■ THE TASK: Count every line of the listing where the string "红动中国" occurs, and reply with the count alone.

◆ ◆ ◆ ◆

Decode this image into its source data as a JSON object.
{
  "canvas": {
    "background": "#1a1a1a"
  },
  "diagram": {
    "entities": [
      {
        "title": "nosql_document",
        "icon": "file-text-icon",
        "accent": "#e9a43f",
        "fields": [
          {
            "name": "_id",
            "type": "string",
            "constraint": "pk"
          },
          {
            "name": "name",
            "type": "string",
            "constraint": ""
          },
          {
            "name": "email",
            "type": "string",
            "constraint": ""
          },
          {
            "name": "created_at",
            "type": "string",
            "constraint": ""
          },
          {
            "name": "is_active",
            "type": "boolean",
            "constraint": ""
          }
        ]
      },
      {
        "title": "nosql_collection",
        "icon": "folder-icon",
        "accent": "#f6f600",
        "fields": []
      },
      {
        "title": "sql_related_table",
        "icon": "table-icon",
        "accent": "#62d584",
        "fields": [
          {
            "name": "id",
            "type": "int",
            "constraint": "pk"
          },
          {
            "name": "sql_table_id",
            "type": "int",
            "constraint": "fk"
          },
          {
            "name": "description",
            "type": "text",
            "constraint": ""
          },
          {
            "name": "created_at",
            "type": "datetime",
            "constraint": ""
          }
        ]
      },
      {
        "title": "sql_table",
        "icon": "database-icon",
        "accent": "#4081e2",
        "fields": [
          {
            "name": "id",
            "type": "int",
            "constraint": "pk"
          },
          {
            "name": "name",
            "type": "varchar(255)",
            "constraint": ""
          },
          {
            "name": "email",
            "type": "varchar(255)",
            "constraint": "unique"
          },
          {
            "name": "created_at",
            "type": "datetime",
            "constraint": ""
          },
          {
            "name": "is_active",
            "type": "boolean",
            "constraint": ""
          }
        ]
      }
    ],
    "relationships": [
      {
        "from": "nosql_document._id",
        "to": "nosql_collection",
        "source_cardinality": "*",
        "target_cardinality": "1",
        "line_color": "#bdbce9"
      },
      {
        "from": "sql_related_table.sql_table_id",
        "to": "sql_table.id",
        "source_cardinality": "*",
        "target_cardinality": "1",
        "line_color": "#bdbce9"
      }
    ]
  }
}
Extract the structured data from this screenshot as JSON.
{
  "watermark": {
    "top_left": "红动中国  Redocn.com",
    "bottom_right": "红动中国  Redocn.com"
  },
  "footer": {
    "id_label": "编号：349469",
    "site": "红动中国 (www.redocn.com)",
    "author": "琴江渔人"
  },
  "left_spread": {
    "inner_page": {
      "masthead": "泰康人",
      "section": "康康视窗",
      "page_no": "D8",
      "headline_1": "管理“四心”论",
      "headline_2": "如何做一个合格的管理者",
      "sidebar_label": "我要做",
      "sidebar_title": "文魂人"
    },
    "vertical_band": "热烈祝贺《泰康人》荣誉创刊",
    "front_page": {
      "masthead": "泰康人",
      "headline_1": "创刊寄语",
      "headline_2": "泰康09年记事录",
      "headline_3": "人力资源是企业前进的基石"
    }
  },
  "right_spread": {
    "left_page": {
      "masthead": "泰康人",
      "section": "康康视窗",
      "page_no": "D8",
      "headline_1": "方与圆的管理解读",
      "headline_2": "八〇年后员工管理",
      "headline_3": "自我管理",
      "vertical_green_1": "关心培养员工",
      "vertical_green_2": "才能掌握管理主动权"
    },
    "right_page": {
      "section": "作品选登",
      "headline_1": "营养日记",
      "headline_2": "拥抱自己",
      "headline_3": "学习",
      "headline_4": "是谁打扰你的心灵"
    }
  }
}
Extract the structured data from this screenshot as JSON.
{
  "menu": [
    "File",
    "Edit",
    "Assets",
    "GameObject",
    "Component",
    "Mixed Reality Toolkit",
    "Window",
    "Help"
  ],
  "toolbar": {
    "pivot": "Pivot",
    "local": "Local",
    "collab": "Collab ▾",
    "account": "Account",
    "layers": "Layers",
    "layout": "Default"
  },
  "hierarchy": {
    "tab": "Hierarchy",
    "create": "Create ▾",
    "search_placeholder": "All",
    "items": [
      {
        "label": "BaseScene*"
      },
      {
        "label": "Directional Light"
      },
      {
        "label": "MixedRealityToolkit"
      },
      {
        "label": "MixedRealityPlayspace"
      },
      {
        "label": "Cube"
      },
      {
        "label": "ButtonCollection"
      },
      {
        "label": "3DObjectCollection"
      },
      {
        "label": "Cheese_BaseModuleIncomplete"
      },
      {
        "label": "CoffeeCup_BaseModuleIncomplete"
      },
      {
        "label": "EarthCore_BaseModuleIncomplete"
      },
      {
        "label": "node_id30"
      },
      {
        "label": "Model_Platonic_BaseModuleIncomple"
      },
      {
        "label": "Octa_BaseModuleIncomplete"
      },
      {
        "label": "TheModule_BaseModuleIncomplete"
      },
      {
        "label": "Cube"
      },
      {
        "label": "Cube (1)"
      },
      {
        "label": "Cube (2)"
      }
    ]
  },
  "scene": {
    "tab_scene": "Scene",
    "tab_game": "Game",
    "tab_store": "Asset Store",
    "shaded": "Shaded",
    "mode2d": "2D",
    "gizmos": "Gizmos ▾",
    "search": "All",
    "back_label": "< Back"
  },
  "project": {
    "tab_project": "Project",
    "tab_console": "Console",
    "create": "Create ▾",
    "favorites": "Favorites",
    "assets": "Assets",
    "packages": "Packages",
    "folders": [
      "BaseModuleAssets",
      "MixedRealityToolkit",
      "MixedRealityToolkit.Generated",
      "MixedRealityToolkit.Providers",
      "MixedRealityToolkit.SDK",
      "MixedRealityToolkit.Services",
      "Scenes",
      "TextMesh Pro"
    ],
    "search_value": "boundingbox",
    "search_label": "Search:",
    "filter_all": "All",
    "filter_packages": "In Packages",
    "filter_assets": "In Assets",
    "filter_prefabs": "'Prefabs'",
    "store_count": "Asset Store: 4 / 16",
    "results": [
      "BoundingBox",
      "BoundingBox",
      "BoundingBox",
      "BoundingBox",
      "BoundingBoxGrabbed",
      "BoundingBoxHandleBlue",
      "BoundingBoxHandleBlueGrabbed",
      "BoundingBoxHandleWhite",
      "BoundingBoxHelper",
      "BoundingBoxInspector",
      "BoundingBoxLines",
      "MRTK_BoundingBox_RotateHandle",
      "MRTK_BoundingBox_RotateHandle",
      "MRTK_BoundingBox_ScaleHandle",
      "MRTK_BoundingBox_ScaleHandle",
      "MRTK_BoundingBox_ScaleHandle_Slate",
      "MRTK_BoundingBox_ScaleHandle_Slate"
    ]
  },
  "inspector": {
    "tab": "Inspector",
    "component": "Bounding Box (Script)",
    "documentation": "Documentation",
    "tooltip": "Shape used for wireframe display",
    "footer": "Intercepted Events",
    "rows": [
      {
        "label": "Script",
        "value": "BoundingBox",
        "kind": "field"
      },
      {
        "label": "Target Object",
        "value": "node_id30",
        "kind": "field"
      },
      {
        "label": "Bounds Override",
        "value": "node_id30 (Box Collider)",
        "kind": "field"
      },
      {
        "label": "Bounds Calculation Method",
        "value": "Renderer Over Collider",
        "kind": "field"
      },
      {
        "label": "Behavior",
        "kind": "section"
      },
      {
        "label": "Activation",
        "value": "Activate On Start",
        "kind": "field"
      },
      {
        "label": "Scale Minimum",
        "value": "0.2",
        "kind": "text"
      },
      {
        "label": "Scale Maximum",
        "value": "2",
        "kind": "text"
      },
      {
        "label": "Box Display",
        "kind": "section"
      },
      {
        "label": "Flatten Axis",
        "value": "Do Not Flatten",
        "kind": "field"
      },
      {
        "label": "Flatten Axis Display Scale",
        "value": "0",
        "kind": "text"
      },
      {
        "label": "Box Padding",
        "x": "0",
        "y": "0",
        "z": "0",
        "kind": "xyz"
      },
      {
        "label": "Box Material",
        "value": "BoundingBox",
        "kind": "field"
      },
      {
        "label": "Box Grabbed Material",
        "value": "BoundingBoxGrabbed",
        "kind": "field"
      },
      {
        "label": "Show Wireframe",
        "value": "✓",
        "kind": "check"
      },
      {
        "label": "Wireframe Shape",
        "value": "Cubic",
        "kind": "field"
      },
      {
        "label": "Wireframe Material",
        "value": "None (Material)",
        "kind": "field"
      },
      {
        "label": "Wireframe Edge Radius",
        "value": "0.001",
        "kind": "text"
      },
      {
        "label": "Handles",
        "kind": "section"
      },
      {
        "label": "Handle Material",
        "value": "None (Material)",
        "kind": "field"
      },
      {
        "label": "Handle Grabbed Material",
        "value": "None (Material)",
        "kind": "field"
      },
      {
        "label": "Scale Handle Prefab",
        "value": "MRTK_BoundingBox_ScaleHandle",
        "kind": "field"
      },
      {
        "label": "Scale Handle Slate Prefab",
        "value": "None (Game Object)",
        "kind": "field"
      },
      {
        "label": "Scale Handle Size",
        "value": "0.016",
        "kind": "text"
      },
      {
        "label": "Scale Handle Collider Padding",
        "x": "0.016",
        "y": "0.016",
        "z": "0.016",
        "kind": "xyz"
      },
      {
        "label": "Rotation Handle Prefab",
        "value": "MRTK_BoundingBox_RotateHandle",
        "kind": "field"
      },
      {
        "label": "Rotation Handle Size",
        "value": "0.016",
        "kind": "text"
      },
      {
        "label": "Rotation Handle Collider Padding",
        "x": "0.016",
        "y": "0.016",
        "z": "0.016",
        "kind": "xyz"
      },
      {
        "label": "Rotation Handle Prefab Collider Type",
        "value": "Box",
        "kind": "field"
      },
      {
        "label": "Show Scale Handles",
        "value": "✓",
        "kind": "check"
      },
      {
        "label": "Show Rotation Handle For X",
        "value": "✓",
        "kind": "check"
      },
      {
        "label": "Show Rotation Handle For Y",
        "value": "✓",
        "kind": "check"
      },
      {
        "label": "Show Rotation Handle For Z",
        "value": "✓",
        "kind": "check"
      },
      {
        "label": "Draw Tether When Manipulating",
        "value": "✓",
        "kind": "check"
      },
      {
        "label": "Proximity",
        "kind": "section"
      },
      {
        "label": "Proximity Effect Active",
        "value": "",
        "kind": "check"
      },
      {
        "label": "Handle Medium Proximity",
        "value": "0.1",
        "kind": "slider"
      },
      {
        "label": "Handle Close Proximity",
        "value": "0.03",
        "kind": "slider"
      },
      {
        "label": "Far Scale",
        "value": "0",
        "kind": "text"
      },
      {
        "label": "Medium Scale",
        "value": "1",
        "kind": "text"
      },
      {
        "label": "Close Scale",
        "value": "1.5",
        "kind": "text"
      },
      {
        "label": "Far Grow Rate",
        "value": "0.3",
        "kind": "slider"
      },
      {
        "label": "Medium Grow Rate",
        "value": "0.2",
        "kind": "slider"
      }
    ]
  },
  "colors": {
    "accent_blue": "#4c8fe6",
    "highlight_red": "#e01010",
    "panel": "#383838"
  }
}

◆ ◆ ◆ ◆

■ EXERCISE ANSWER: 3